> **Exercise objective**: Transcribe the listing word for word.

> **Items**:
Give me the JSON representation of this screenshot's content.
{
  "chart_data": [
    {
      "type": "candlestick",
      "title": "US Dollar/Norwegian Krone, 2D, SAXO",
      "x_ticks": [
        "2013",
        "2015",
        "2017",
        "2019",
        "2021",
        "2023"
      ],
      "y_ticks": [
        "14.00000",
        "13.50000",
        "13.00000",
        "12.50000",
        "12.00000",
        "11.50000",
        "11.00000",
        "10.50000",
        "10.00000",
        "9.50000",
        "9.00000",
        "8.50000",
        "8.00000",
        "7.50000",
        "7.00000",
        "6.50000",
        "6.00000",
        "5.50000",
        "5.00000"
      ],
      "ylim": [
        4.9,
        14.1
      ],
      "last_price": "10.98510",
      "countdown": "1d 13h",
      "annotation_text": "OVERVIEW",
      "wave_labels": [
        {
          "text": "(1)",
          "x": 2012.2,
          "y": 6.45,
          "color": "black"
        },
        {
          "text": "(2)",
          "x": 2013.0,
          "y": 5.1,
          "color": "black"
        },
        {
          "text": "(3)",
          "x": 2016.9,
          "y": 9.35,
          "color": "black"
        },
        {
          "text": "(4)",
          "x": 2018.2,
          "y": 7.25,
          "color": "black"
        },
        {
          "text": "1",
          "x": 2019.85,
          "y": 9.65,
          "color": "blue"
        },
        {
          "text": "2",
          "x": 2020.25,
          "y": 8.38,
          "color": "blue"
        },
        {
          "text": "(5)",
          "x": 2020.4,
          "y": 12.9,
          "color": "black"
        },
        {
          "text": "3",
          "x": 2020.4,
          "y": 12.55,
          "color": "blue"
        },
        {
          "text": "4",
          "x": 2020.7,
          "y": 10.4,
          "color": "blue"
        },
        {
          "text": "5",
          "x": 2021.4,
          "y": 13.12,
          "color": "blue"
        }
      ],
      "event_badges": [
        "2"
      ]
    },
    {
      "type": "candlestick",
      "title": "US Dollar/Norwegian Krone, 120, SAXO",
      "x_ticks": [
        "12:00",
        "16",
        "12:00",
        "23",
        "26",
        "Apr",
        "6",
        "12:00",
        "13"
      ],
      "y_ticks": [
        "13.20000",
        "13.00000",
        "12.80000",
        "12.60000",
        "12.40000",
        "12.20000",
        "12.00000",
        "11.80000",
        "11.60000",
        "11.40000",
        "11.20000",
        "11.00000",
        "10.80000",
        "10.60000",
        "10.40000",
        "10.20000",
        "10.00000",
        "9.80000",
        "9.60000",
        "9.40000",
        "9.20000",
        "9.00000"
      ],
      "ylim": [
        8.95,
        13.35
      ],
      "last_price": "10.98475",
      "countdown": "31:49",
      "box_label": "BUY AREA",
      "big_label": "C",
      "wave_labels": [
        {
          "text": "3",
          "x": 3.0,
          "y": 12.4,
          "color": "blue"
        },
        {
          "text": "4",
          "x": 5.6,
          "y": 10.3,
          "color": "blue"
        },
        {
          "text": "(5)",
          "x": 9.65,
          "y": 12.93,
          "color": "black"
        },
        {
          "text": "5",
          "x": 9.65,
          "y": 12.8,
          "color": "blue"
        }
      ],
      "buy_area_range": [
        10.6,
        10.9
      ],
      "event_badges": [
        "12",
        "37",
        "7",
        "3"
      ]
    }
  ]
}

> **Solution to the exercise**:
Give me the JSON representation of this screenshot's content.
{
  "chart_data": [
    {
      "type": "candlestick",
      "title": "US Dollar/Norwegian Krone, 2D, SAXO",
      "x_ticks": [
        "2013",
        "2015",
        "2017",
        "2019",
        "2021",
        "2023"
      ],
      "y_ticks": [
        "14.00000",
        "13.50000",
        "13.00000",
        "12.50000",
        "12.00000",
        "11.50000",
        "11.00000",
        "10.50000",
        "10.00000",
        "9.50000",
        "9.00000",
        "8.50000",
        "8.00000",
        "7.50000",
        "7.00000",
        "6.50000",
        "6.00000",
        "5.50000",
        "5.00000"
      ],
      "ylim": [
        4.9,
        14.1
      ],
      "last_price": "10.98510",
      "countdown": "1d 13h",
      "annotation_text": "OVERVIEW",
      "wave_labels": [
        {
          "text": "(1)",
          "x": 2012.2,
          "y": 6.45,
          "color": "black"
        },
        {
          "text": "(2)",
          "x": 2013.0,
          "y": 5.1,
          "color": "black"
        },
        {
          "text": "(3)",
          "x": 2016.9,
          "y": 9.35,
          "color": "black"
        },
        {
          "text": "(4)",
          "x": 2018.2,
          "y": 7.25,
          "color": "black"
        },
        {
          "text": "1",
          "x": 2019.85,
          "y": 9.65,
          "color": "blue"
        },
        {
          "text": "2",
          "x": 2020.25,
          "y": 8.38,
          "color": "blue"
        },
        {
          "text": "(5)",
          "x": 2020.4,
          "y": 12.9,
          "color": "black"
        },
        {
          "text": "3",
          "x": 2020.4,
          "y": 12.55,
          "color": "blue"
        },
        {
          "text": "4",
          "x": 2020.7,
          "y": 10.4,
          "color": "blue"
        },
        {
          "text": "5",
          "x": 2021.4,
          "y": 13.12,
          "color": "blue"
        }
      ],
      "event_badges": [
        "2"
      ]
    },
    {
      "type": "candlestick",
      "title": "US Dollar/Norwegian Krone, 120, SAXO",
      "x_ticks": [
        "12:00",
        "16",
        "12:00",
        "23",
        "26",
        "Apr",
        "6",
        "12:00",
        "13"
      ],
      "y_ticks": [
        "13.20000",
        "13.00000",
        "12.80000",
        "12.60000",
        "12.40000",
        "12.20000",
        "12.00000",
        "11.80000",
        "11.60000",
        "11.40000",
        "11.20000",
        "11.00000",
        "10.80000",
        "10.60000",
        "10.40000",
        "10.20000",
        "10.00000",
        "9.80000",
        "9.60000",
        "9.40000",
        "9.20000",
        "9.00000"
      ],
      "ylim": [
        8.95,
        13.35
      ],
      "last_price": "10.98475",
      "countdown": "31:49",
      "box_label": "BUY AREA",
      "big_label": "C",
      "wave_labels": [
        {
          "text": "3",
          "x": 3.0,
          "y": 12.4,
          "color": "blue"
        },
        {
          "text": "4",
          "x": 5.6,
          "y": 10.3,
          "color": "blue"
        },
        {
          "text": "(5)",
          "x": 9.65,
          "y": 12.93,
          "color": "black"
        },
        {
          "text": "5",
          "x": 9.65,
          "y": 12.8,
          "color": "blue"
        }
      ],
      "buy_area_range": [
        10.6,
        10.9
      ],
      "event_badges": [
        "12",
        "37",
        "7",
        "3"
      ]
    }
  ]
}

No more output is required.